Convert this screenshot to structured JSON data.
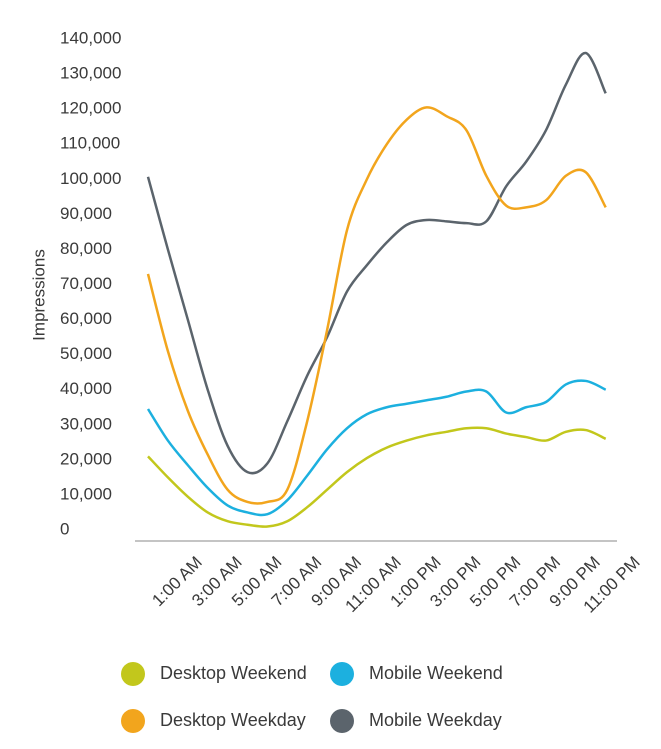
{
  "chart_data": {
    "type": "line",
    "y_label": "Impressions",
    "categories": [
      null,
      "1:00 AM",
      null,
      "3:00 AM",
      null,
      "5:00 AM",
      null,
      "7:00 AM",
      null,
      "9:00 AM",
      null,
      "11:00 AM",
      null,
      "1:00 PM",
      null,
      "3:00 PM",
      null,
      "5:00 PM",
      null,
      "7:00 PM",
      null,
      "9:00 PM",
      null,
      "11:00 PM"
    ],
    "ylim": [
      0,
      140000
    ],
    "yticks": [
      0,
      {
        "value": 10000,
        "label": "10,000"
      },
      {
        "value": 20000,
        "label": "20,000"
      },
      {
        "value": 30000,
        "label": "30,000"
      },
      {
        "value": 40000,
        "label": "40,000"
      },
      {
        "value": 50000,
        "label": "50,000"
      },
      {
        "value": 60000,
        "label": "60,000"
      },
      {
        "value": 70000,
        "label": "70,000"
      },
      {
        "value": 80000,
        "label": "80,000"
      },
      {
        "value": 90000,
        "label": "90,000"
      },
      {
        "value": 100000,
        "label": "100,000"
      },
      {
        "value": 110000,
        "label": "110,000"
      },
      {
        "value": 120000,
        "label": "120,000"
      },
      {
        "value": 130000,
        "label": "130,000"
      },
      {
        "value": 140000,
        "label": "140,000"
      }
    ],
    "series": [
      {
        "name": "Desktop Weekend",
        "color": "#c2c71c",
        "values": [
          21000,
          15000,
          9500,
          5000,
          2500,
          1500,
          1000,
          2500,
          6500,
          11500,
          16500,
          20500,
          23500,
          25500,
          27000,
          28000,
          29000,
          29000,
          27500,
          26500,
          25500,
          28000,
          28500,
          26000
        ]
      },
      {
        "name": "Mobile Weekend",
        "color": "#1cb0df",
        "values": [
          34500,
          25500,
          18500,
          12000,
          7000,
          5000,
          4500,
          8500,
          15500,
          23000,
          29000,
          33000,
          35000,
          36000,
          37000,
          38000,
          39500,
          39500,
          33500,
          35000,
          36500,
          41500,
          42500,
          40000
        ]
      },
      {
        "name": "Desktop Weekday",
        "color": "#f2a51d",
        "values": [
          73000,
          51000,
          34000,
          21500,
          11500,
          8000,
          8000,
          11500,
          31000,
          57000,
          85500,
          100000,
          110000,
          117000,
          120500,
          118000,
          114000,
          101000,
          92500,
          92000,
          94000,
          101000,
          102000,
          92000
        ]
      },
      {
        "name": "Mobile Weekday",
        "color": "#5b646c",
        "values": [
          100700,
          80000,
          60000,
          40000,
          24000,
          16500,
          19000,
          31000,
          44000,
          55000,
          68000,
          75500,
          82000,
          87000,
          88400,
          88000,
          87500,
          88000,
          98000,
          105000,
          114000,
          127000,
          136000,
          124500
        ]
      }
    ]
  }
}
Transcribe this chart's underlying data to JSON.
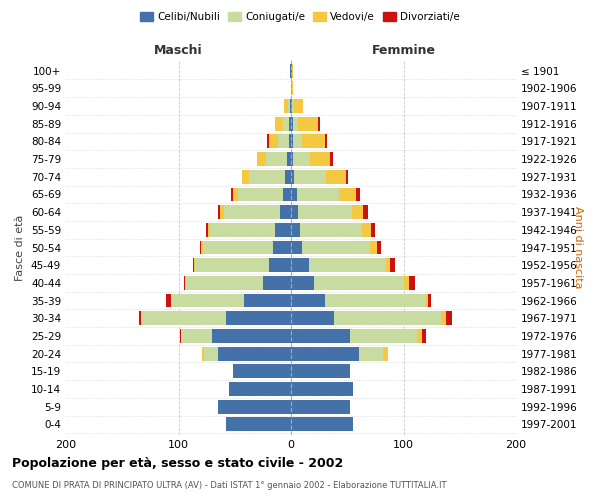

================

● **What needs to be done**:
Leave out the pictures and transcribe the entries above exactly.

● **Complete response**:
Convert this screenshot to structured JSON data.
{
  "chart_data": {
    "type": "line",
    "y_label": "Impressions",
    "categories": [
      null,
      "1:00 AM",
      null,
      "3:00 AM",
      null,
      "5:00 AM",
      null,
      "7:00 AM",
      null,
      "9:00 AM",
      null,
      "11:00 AM",
      null,
      "1:00 PM",
      null,
      "3:00 PM",
      null,
      "5:00 PM",
      null,
      "7:00 PM",
      null,
      "9:00 PM",
      null,
      "11:00 PM"
    ],
    "ylim": [
      0,
      140000
    ],
    "yticks": [
      0,
      {
        "value": 10000,
        "label": "10,000"
      },
      {
        "value": 20000,
        "label": "20,000"
      },
      {
        "value": 30000,
        "label": "30,000"
      },
      {
        "value": 40000,
        "label": "40,000"
      },
      {
        "value": 50000,
        "label": "50,000"
      },
      {
        "value": 60000,
        "label": "60,000"
      },
      {
        "value": 70000,
        "label": "70,000"
      },
      {
        "value": 80000,
        "label": "80,000"
      },
      {
        "value": 90000,
        "label": "90,000"
      },
      {
        "value": 100000,
        "label": "100,000"
      },
      {
        "value": 110000,
        "label": "110,000"
      },
      {
        "value": 120000,
        "label": "120,000"
      },
      {
        "value": 130000,
        "label": "130,000"
      },
      {
        "value": 140000,
        "label": "140,000"
      }
    ],
    "series": [
      {
        "name": "Desktop Weekend",
        "color": "#c2c71c",
        "values": [
          21000,
          15000,
          9500,
          5000,
          2500,
          1500,
          1000,
          2500,
          6500,
          11500,
          16500,
          20500,
          23500,
          25500,
          27000,
          28000,
          29000,
          29000,
          27500,
          26500,
          25500,
          28000,
          28500,
          26000
        ]
      },
      {
        "name": "Mobile Weekend",
        "color": "#1cb0df",
        "values": [
          34500,
          25500,
          18500,
          12000,
          7000,
          5000,
          4500,
          8500,
          15500,
          23000,
          29000,
          33000,
          35000,
          36000,
          37000,
          38000,
          39500,
          39500,
          33500,
          35000,
          36500,
          41500,
          42500,
          40000
        ]
      },
      {
        "name": "Desktop Weekday",
        "color": "#f2a51d",
        "values": [
          73000,
          51000,
          34000,
          21500,
          11500,
          8000,
          8000,
          11500,
          31000,
          57000,
          85500,
          100000,
          110000,
          117000,
          120500,
          118000,
          114000,
          101000,
          92500,
          92000,
          94000,
          101000,
          102000,
          92000
        ]
      },
      {
        "name": "Mobile Weekday",
        "color": "#5b646c",
        "values": [
          100700,
          80000,
          60000,
          40000,
          24000,
          16500,
          19000,
          31000,
          44000,
          55000,
          68000,
          75500,
          82000,
          87000,
          88400,
          88000,
          87500,
          88000,
          98000,
          105000,
          114000,
          127000,
          136000,
          124500
        ]
      }
    ]
  }
}
Transcribe this chart's underlying data to JSON.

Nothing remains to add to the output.